►

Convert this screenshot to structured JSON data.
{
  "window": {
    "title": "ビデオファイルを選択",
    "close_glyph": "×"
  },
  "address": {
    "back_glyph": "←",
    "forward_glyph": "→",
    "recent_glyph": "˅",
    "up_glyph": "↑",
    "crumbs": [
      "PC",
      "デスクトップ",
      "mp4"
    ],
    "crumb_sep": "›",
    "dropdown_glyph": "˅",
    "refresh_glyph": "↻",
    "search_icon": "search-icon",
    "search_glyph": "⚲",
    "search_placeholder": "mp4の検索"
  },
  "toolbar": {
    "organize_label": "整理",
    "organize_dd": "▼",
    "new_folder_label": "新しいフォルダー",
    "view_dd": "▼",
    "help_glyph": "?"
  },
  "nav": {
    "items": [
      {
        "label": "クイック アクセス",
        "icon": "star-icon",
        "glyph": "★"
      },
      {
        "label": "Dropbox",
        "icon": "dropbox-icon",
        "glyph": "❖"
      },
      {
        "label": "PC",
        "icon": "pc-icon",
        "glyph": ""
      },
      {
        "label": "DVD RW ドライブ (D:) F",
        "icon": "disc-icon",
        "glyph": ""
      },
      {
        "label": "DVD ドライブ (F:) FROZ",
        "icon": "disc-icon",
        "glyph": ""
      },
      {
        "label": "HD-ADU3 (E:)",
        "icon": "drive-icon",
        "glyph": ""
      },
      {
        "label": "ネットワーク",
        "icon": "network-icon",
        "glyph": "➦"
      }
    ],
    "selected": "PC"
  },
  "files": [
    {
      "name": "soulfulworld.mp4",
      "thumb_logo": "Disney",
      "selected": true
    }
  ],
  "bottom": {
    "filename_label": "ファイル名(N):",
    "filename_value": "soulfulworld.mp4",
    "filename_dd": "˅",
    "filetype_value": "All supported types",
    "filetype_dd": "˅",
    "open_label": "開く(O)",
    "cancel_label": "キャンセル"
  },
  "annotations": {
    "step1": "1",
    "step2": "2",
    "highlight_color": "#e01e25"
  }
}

◄

*EXERCISE*:
Write out every entry word for word.

*RESULT FOR THIS TASK*:
Convert this screenshot to structured JSON data.
{
  "window": {
    "title": "ビデオファイルを選択",
    "close_glyph": "×"
  },
  "address": {
    "back_glyph": "←",
    "forward_glyph": "→",
    "recent_glyph": "˅",
    "up_glyph": "↑",
    "crumbs": [
      "PC",
      "デスクトップ",
      "mp4"
    ],
    "crumb_sep": "›",
    "dropdown_glyph": "˅",
    "refresh_glyph": "↻",
    "search_icon": "search-icon",
    "search_glyph": "⚲",
    "search_placeholder": "mp4の検索"
  },
  "toolbar": {
    "organize_label": "整理",
    "organize_dd": "▼",
    "new_folder_label": "新しいフォルダー",
    "view_dd": "▼",
    "help_glyph": "?"
  },
  "nav": {
    "items": [
      {
        "label": "クイック アクセス",
        "icon": "star-icon",
        "glyph": "★"
      },
      {
        "label": "Dropbox",
        "icon": "dropbox-icon",
        "glyph": "❖"
      },
      {
        "label": "PC",
        "icon": "pc-icon",
        "glyph": ""
      },
      {
        "label": "DVD RW ドライブ (D:) F",
        "icon": "disc-icon",
        "glyph": ""
      },
      {
        "label": "DVD ドライブ (F:) FROZ",
        "icon": "disc-icon",
        "glyph": ""
      },
      {
        "label": "HD-ADU3 (E:)",
        "icon": "drive-icon",
        "glyph": ""
      },
      {
        "label": "ネットワーク",
        "icon": "network-icon",
        "glyph": "➦"
      }
    ],
    "selected": "PC"
  },
  "files": [
    {
      "name": "soulfulworld.mp4",
      "thumb_logo": "Disney",
      "selected": true
    }
  ],
  "bottom": {
    "filename_label": "ファイル名(N):",
    "filename_value": "soulfulworld.mp4",
    "filename_dd": "˅",
    "filetype_value": "All supported types",
    "filetype_dd": "˅",
    "open_label": "開く(O)",
    "cancel_label": "キャンセル"
  },
  "annotations": {
    "step1": "1",
    "step2": "2",
    "highlight_color": "#e01e25"
  }
}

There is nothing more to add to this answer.